*Collected data entries*.

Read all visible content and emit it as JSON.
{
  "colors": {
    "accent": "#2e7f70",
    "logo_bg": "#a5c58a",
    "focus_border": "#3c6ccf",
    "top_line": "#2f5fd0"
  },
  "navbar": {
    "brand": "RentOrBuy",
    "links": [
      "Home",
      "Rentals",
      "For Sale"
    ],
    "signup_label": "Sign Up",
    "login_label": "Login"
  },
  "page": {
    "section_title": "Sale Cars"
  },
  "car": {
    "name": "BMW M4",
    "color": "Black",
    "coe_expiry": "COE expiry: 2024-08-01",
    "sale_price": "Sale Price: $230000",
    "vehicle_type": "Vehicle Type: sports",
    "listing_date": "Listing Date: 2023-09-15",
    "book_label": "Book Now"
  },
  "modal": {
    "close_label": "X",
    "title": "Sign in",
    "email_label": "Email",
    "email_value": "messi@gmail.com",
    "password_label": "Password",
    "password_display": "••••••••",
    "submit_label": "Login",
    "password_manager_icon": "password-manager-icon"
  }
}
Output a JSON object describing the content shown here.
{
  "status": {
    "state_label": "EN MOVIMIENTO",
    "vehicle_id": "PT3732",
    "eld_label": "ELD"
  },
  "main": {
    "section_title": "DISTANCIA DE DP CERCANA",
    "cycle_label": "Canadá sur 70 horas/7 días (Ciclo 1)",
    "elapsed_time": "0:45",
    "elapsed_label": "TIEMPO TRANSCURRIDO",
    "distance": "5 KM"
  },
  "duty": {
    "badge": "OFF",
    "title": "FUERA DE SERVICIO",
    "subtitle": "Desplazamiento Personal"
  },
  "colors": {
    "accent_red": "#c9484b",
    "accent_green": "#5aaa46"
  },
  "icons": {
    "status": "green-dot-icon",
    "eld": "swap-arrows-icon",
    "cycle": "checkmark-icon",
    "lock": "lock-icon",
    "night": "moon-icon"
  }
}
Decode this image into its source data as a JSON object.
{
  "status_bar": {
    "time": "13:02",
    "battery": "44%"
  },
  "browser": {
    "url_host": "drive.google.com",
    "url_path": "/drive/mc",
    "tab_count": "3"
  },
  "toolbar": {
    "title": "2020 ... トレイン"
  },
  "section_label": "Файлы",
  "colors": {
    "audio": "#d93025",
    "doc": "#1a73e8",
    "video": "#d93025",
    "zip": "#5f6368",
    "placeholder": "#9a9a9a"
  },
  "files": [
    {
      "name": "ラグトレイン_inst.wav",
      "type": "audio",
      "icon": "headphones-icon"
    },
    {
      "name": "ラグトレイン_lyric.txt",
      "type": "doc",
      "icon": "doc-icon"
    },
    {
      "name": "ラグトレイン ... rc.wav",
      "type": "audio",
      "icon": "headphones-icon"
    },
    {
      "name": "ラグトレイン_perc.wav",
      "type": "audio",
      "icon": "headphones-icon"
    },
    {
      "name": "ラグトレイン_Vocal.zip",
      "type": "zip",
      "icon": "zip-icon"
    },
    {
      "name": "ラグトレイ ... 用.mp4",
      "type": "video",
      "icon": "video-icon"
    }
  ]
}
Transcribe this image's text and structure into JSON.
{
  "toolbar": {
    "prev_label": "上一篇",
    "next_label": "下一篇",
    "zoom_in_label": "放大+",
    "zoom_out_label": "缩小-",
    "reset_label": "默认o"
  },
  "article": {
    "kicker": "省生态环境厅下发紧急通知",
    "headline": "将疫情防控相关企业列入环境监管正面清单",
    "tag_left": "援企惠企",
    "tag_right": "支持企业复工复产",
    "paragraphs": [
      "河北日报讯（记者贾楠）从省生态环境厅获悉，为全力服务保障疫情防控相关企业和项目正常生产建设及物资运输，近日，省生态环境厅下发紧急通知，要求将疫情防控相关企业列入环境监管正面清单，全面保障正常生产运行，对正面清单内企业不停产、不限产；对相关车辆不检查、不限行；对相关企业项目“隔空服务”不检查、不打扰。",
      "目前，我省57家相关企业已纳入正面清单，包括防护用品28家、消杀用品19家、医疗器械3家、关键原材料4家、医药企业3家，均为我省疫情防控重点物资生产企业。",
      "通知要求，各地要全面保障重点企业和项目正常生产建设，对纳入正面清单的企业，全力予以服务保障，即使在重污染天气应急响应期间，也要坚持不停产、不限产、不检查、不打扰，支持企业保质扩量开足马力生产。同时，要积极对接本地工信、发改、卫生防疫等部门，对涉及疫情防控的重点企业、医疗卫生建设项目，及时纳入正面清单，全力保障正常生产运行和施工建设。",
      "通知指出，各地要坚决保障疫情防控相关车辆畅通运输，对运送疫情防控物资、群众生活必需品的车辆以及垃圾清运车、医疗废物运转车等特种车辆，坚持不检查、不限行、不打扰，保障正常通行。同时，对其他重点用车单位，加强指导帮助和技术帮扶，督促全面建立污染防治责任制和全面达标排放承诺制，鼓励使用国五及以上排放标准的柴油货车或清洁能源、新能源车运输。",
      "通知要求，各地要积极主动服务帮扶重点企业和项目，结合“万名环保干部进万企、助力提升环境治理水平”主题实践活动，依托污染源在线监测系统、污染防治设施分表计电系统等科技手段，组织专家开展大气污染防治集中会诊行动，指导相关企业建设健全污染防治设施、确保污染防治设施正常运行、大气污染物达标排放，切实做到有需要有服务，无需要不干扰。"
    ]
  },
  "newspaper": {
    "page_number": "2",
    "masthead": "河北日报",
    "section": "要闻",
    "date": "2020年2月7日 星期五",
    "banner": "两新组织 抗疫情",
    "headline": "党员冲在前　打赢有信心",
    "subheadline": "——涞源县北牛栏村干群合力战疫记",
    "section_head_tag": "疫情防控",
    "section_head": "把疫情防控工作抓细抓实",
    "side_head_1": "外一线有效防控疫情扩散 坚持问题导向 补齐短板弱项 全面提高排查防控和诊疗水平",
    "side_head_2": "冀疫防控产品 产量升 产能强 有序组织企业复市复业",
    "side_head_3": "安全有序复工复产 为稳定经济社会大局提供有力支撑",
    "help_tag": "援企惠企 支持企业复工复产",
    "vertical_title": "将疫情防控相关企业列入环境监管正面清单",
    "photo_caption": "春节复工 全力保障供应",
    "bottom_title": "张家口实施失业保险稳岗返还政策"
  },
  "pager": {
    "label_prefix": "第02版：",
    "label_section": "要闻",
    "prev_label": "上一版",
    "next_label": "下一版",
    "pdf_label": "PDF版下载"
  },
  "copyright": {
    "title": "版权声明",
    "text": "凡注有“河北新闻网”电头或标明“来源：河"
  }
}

*Exercise objective*.
Every line of the records above needs to be given again exactly.

*Exercise result*.
Read all visible content and emit it as JSON.
{
  "colors": {
    "accent": "#2e7f70",
    "logo_bg": "#a5c58a",
    "focus_border": "#3c6ccf",
    "top_line": "#2f5fd0"
  },
  "navbar": {
    "brand": "RentOrBuy",
    "links": [
      "Home",
      "Rentals",
      "For Sale"
    ],
    "signup_label": "Sign Up",
    "login_label": "Login"
  },
  "page": {
    "section_title": "Sale Cars"
  },
  "car": {
    "name": "BMW M4",
    "color": "Black",
    "coe_expiry": "COE expiry: 2024-08-01",
    "sale_price": "Sale Price: $230000",
    "vehicle_type": "Vehicle Type: sports",
    "listing_date": "Listing Date: 2023-09-15",
    "book_label": "Book Now"
  },
  "modal": {
    "close_label": "X",
    "title": "Sign in",
    "email_label": "Email",
    "email_value": "messi@gmail.com",
    "password_label": "Password",
    "password_display": "••••••••",
    "submit_label": "Login",
    "password_manager_icon": "password-manager-icon"
  }
}
Output a JSON object describing the content shown here.
{
  "status": {
    "state_label": "EN MOVIMIENTO",
    "vehicle_id": "PT3732",
    "eld_label": "ELD"
  },
  "main": {
    "section_title": "DISTANCIA DE DP CERCANA",
    "cycle_label": "Canadá sur 70 horas/7 días (Ciclo 1)",
    "elapsed_time": "0:45",
    "elapsed_label": "TIEMPO TRANSCURRIDO",
    "distance": "5 KM"
  },
  "duty": {
    "badge": "OFF",
    "title": "FUERA DE SERVICIO",
    "subtitle": "Desplazamiento Personal"
  },
  "colors": {
    "accent_red": "#c9484b",
    "accent_green": "#5aaa46"
  },
  "icons": {
    "status": "green-dot-icon",
    "eld": "swap-arrows-icon",
    "cycle": "checkmark-icon",
    "lock": "lock-icon",
    "night": "moon-icon"
  }
}
Decode this image into its source data as a JSON object.
{
  "status_bar": {
    "time": "13:02",
    "battery": "44%"
  },
  "browser": {
    "url_host": "drive.google.com",
    "url_path": "/drive/mc",
    "tab_count": "3"
  },
  "toolbar": {
    "title": "2020 ... トレイン"
  },
  "section_label": "Файлы",
  "colors": {
    "audio": "#d93025",
    "doc": "#1a73e8",
    "video": "#d93025",
    "zip": "#5f6368",
    "placeholder": "#9a9a9a"
  },
  "files": [
    {
      "name": "ラグトレイン_inst.wav",
      "type": "audio",
      "icon": "headphones-icon"
    },
    {
      "name": "ラグトレイン_lyric.txt",
      "type": "doc",
      "icon": "doc-icon"
    },
    {
      "name": "ラグトレイン ... rc.wav",
      "type": "audio",
      "icon": "headphones-icon"
    },
    {
      "name": "ラグトレイン_perc.wav",
      "type": "audio",
      "icon": "headphones-icon"
    },
    {
      "name": "ラグトレイン_Vocal.zip",
      "type": "zip",
      "icon": "zip-icon"
    },
    {
      "name": "ラグトレイ ... 用.mp4",
      "type": "video",
      "icon": "video-icon"
    }
  ]
}
Transcribe this image's text and structure into JSON.
{
  "toolbar": {
    "prev_label": "上一篇",
    "next_label": "下一篇",
    "zoom_in_label": "放大+",
    "zoom_out_label": "缩小-",
    "reset_label": "默认o"
  },
  "article": {
    "kicker": "省生态环境厅下发紧急通知",
    "headline": "将疫情防控相关企业列入环境监管正面清单",
    "tag_left": "援企惠企",
    "tag_right": "支持企业复工复产",
    "paragraphs": [
      "河北日报讯（记者贾楠）从省生态环境厅获悉，为全力服务保障疫情防控相关企业和项目正常生产建设及物资运输，近日，省生态环境厅下发紧急通知，要求将疫情防控相关企业列入环境监管正面清单，全面保障正常生产运行，对正面清单内企业不停产、不限产；对相关车辆不检查、不限行；对相关企业项目“隔空服务”不检查、不打扰。",
      "目前，我省57家相关企业已纳入正面清单，包括防护用品28家、消杀用品19家、医疗器械3家、关键原材料4家、医药企业3家，均为我省疫情防控重点物资生产企业。",
      "通知要求，各地要全面保障重点企业和项目正常生产建设，对纳入正面清单的企业，全力予以服务保障，即使在重污染天气应急响应期间，也要坚持不停产、不限产、不检查、不打扰，支持企业保质扩量开足马力生产。同时，要积极对接本地工信、发改、卫生防疫等部门，对涉及疫情防控的重点企业、医疗卫生建设项目，及时纳入正面清单，全力保障正常生产运行和施工建设。",
      "通知指出，各地要坚决保障疫情防控相关车辆畅通运输，对运送疫情防控物资、群众生活必需品的车辆以及垃圾清运车、医疗废物运转车等特种车辆，坚持不检查、不限行、不打扰，保障正常通行。同时，对其他重点用车单位，加强指导帮助和技术帮扶，督促全面建立污染防治责任制和全面达标排放承诺制，鼓励使用国五及以上排放标准的柴油货车或清洁能源、新能源车运输。",
      "通知要求，各地要积极主动服务帮扶重点企业和项目，结合“万名环保干部进万企、助力提升环境治理水平”主题实践活动，依托污染源在线监测系统、污染防治设施分表计电系统等科技手段，组织专家开展大气污染防治集中会诊行动，指导相关企业建设健全污染防治设施、确保污染防治设施正常运行、大气污染物达标排放，切实做到有需要有服务，无需要不干扰。"
    ]
  },
  "newspaper": {
    "page_number": "2",
    "masthead": "河北日报",
    "section": "要闻",
    "date": "2020年2月7日 星期五",
    "banner": "两新组织 抗疫情",
    "headline": "党员冲在前　打赢有信心",
    "subheadline": "——涞源县北牛栏村干群合力战疫记",
    "section_head_tag": "疫情防控",
    "section_head": "把疫情防控工作抓细抓实",
    "side_head_1": "外一线有效防控疫情扩散 坚持问题导向 补齐短板弱项 全面提高排查防控和诊疗水平",
    "side_head_2": "冀疫防控产品 产量升 产能强 有序组织企业复市复业",
    "side_head_3": "安全有序复工复产 为稳定经济社会大局提供有力支撑",
    "help_tag": "援企惠企 支持企业复工复产",
    "vertical_title": "将疫情防控相关企业列入环境监管正面清单",
    "photo_caption": "春节复工 全力保障供应",
    "bottom_title": "张家口实施失业保险稳岗返还政策"
  },
  "pager": {
    "label_prefix": "第02版：",
    "label_section": "要闻",
    "prev_label": "上一版",
    "next_label": "下一版",
    "pdf_label": "PDF版下载"
  },
  "copyright": {
    "title": "版权声明",
    "text": "凡注有“河北新闻网”电头或标明“来源：河"
  }
}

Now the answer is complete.